Written task: The records below are to be copied word for word, with every picture left out.

>> START Material shown

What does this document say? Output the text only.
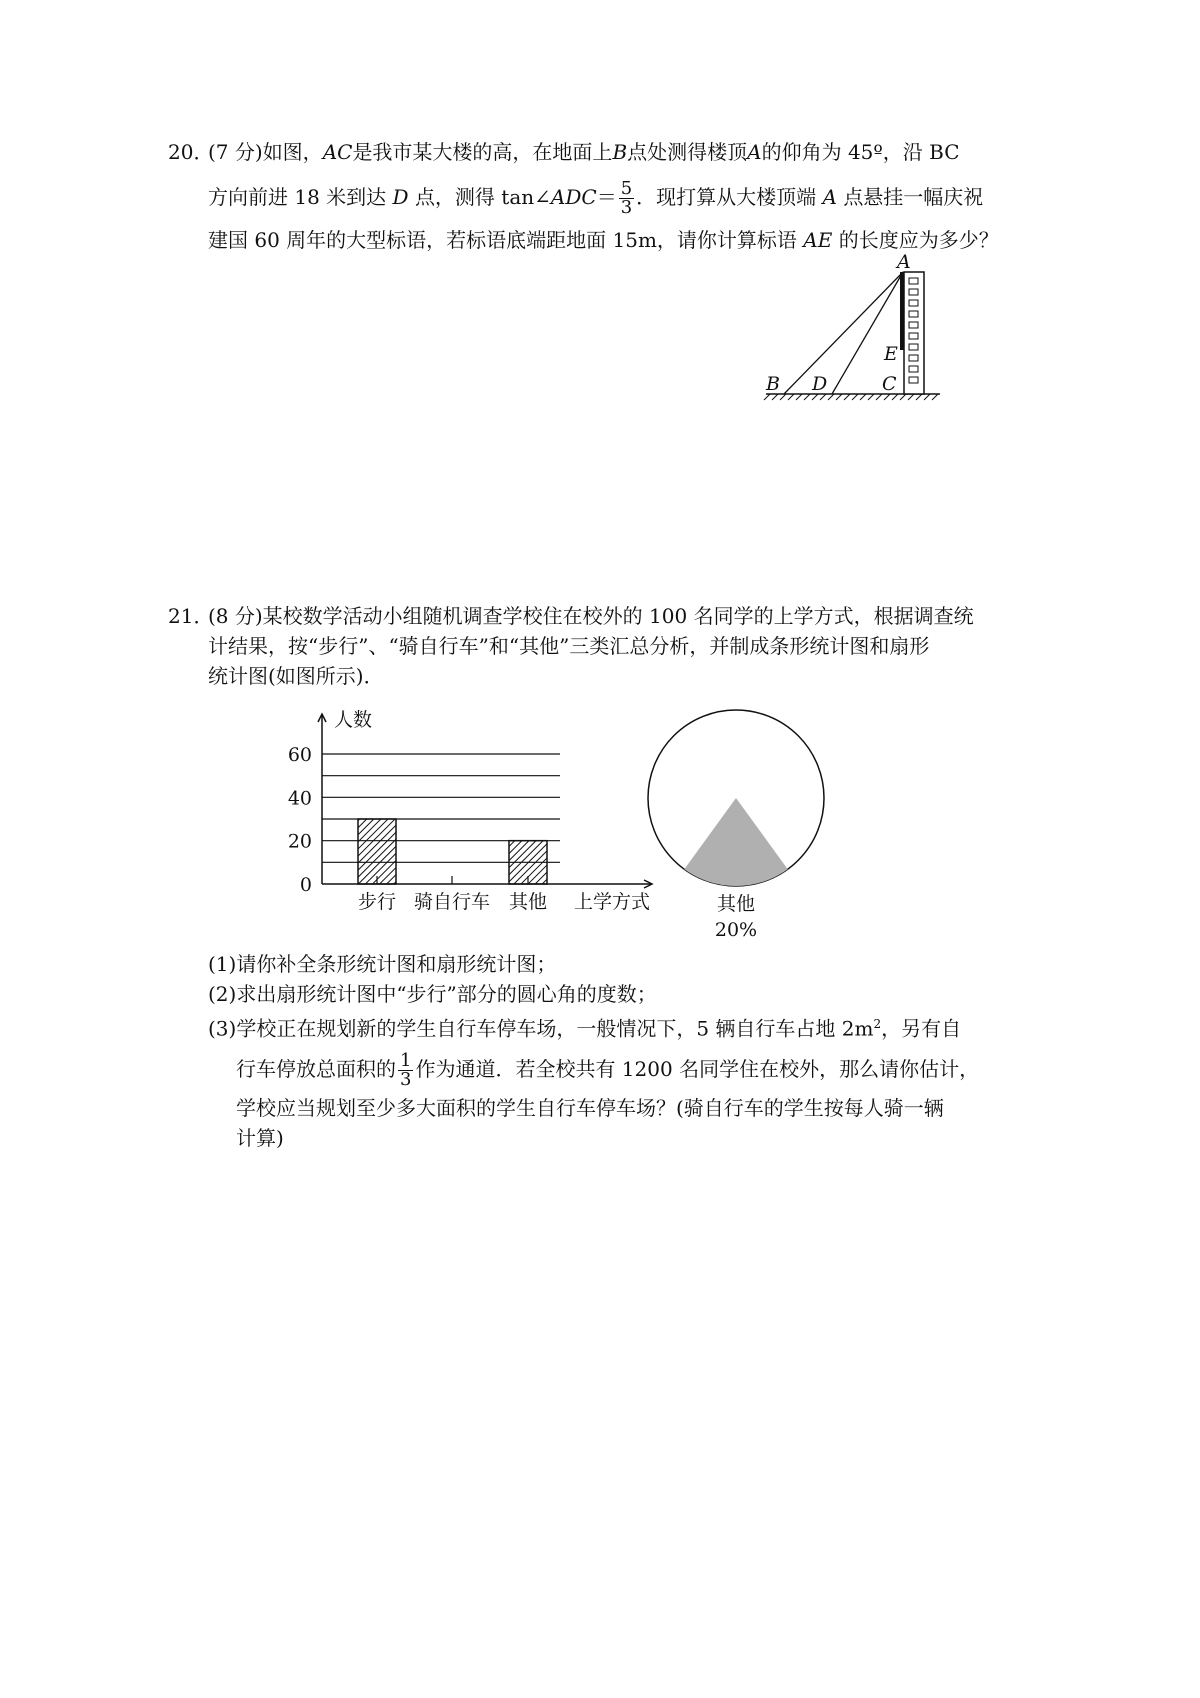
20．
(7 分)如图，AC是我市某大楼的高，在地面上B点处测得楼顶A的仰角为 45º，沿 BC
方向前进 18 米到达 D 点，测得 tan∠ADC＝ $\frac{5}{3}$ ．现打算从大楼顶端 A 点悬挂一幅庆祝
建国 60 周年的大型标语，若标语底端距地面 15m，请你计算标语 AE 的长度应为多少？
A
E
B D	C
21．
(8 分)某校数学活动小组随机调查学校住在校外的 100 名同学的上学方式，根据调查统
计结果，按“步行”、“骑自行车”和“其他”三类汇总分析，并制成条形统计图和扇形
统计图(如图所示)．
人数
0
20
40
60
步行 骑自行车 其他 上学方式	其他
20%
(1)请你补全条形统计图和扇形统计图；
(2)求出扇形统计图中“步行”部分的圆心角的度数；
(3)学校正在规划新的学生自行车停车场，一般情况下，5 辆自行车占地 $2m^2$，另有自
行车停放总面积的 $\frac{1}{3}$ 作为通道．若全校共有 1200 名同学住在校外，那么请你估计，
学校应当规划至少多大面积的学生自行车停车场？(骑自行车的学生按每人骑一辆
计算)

>> END Material shown

Task answer:
What does this document say? Output the text only.
20．
(7 分)如图，AC是我市某大楼的高，在地面上B点处测得楼顶A的仰角为 45º，沿 BC
方向前进 18 米到达 D 点，测得 tan∠ADC＝ $\frac{5}{3}$ ．现打算从大楼顶端 A 点悬挂一幅庆祝
建国 60 周年的大型标语，若标语底端距地面 15m，请你计算标语 AE 的长度应为多少？
A
E
B D	C
21．
(8 分)某校数学活动小组随机调查学校住在校外的 100 名同学的上学方式，根据调查统
计结果，按“步行”、“骑自行车”和“其他”三类汇总分析，并制成条形统计图和扇形
统计图(如图所示)．
人数
0
20
40
60
步行 骑自行车 其他 上学方式	其他
20%
(1)请你补全条形统计图和扇形统计图；
(2)求出扇形统计图中“步行”部分的圆心角的度数；
(3)学校正在规划新的学生自行车停车场，一般情况下，5 辆自行车占地 $2m^2$，另有自
行车停放总面积的 $\frac{1}{3}$ 作为通道．若全校共有 1200 名同学住在校外，那么请你估计，
学校应当规划至少多大面积的学生自行车停车场？(骑自行车的学生按每人骑一辆
计算)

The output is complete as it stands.